Do this: Go through the records and extract every line with the word "value".

[Entries with figure data]

........

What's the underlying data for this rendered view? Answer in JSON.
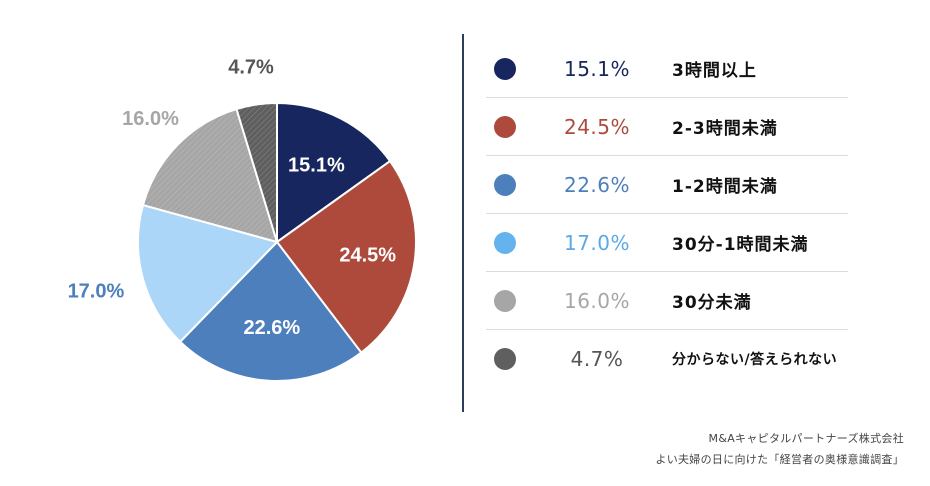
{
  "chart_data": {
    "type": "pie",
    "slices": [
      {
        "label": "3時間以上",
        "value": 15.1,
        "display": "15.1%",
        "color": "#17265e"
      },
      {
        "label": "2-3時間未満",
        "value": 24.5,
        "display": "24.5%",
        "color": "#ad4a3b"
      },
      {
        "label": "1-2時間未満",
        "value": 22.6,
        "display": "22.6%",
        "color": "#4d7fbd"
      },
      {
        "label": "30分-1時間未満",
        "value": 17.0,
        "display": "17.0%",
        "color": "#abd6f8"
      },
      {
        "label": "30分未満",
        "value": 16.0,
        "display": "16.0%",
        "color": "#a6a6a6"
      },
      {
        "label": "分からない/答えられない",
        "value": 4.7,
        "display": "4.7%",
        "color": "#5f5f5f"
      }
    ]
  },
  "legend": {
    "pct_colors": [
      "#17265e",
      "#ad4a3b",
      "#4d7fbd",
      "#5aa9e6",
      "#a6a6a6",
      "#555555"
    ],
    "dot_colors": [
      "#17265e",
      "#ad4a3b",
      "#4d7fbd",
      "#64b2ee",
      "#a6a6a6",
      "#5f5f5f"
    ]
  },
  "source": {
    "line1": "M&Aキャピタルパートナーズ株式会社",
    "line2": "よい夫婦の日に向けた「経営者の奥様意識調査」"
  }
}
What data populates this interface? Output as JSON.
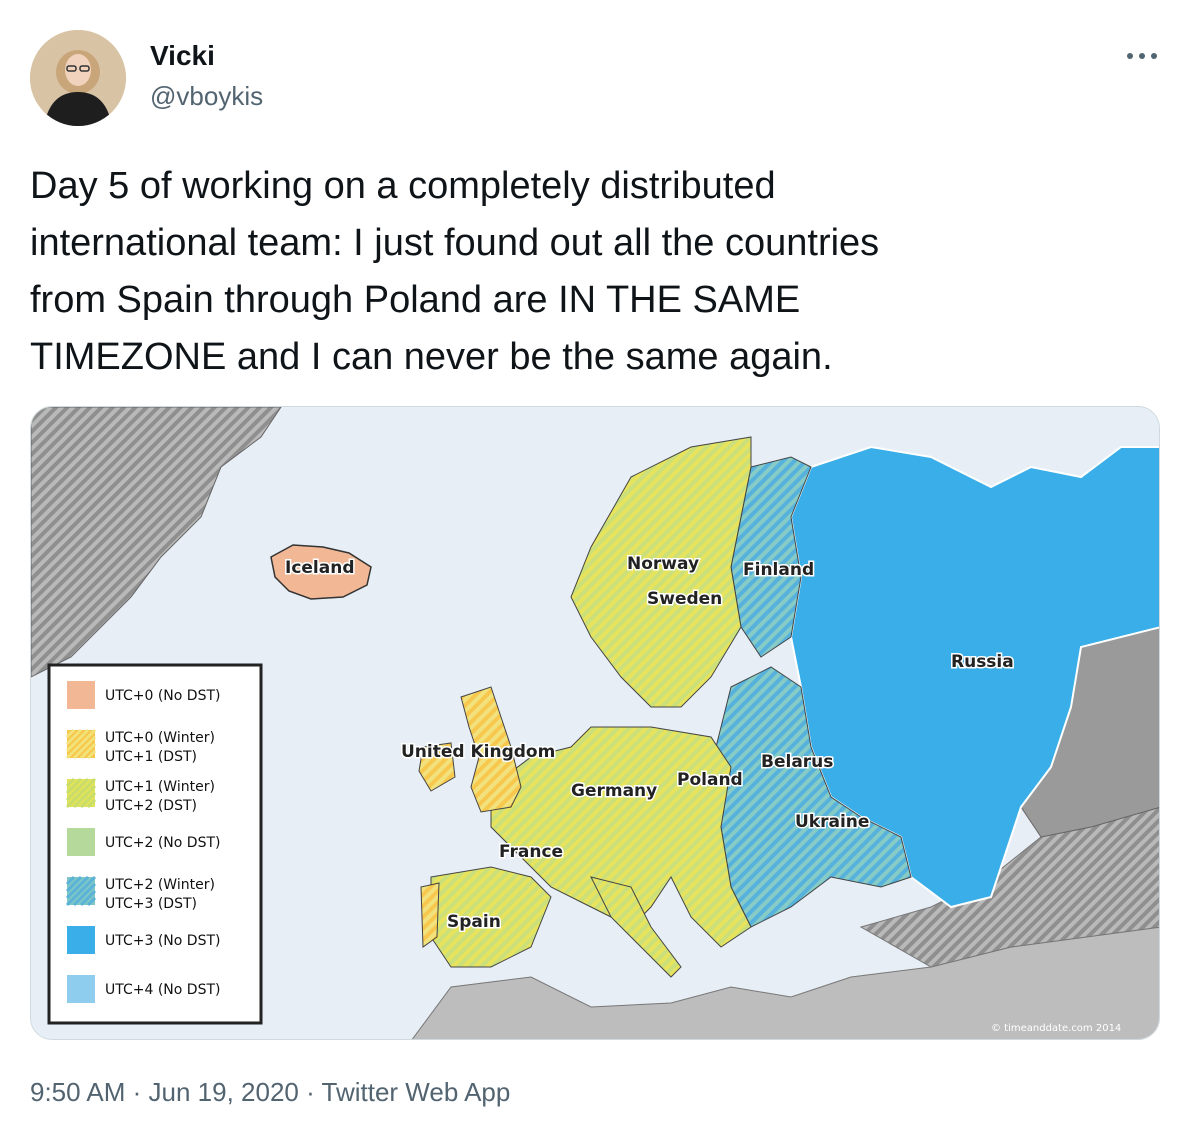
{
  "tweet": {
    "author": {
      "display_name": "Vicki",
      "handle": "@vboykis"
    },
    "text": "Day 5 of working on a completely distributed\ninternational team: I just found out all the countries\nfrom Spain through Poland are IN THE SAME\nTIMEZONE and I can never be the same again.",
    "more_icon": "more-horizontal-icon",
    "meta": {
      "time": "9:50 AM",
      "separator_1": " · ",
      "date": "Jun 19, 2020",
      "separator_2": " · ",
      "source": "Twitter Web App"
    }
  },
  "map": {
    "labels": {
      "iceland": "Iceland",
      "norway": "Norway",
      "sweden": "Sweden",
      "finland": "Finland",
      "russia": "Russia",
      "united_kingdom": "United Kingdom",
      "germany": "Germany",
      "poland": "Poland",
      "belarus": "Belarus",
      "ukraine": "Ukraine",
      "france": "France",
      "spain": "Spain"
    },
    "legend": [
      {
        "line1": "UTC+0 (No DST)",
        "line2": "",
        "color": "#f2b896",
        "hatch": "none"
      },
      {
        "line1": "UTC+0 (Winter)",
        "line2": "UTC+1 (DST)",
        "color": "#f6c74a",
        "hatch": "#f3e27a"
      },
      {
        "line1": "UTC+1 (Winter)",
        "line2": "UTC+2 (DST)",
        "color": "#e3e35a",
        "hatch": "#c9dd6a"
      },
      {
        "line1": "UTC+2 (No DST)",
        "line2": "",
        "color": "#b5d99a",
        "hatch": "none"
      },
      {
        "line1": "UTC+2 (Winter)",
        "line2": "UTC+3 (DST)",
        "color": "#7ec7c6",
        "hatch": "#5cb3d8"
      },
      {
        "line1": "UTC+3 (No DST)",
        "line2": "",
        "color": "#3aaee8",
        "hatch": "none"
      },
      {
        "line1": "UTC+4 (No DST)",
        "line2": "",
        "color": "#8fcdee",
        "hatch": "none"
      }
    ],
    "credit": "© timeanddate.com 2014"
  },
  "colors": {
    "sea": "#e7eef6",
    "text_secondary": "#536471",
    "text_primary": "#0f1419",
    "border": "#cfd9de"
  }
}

........

Worked answer:
        "value": 15.1,
        "value": 24.5,
        "value": 22.6,
        "value": 17.0,
        "value": 16.0,
        "value": 4.7,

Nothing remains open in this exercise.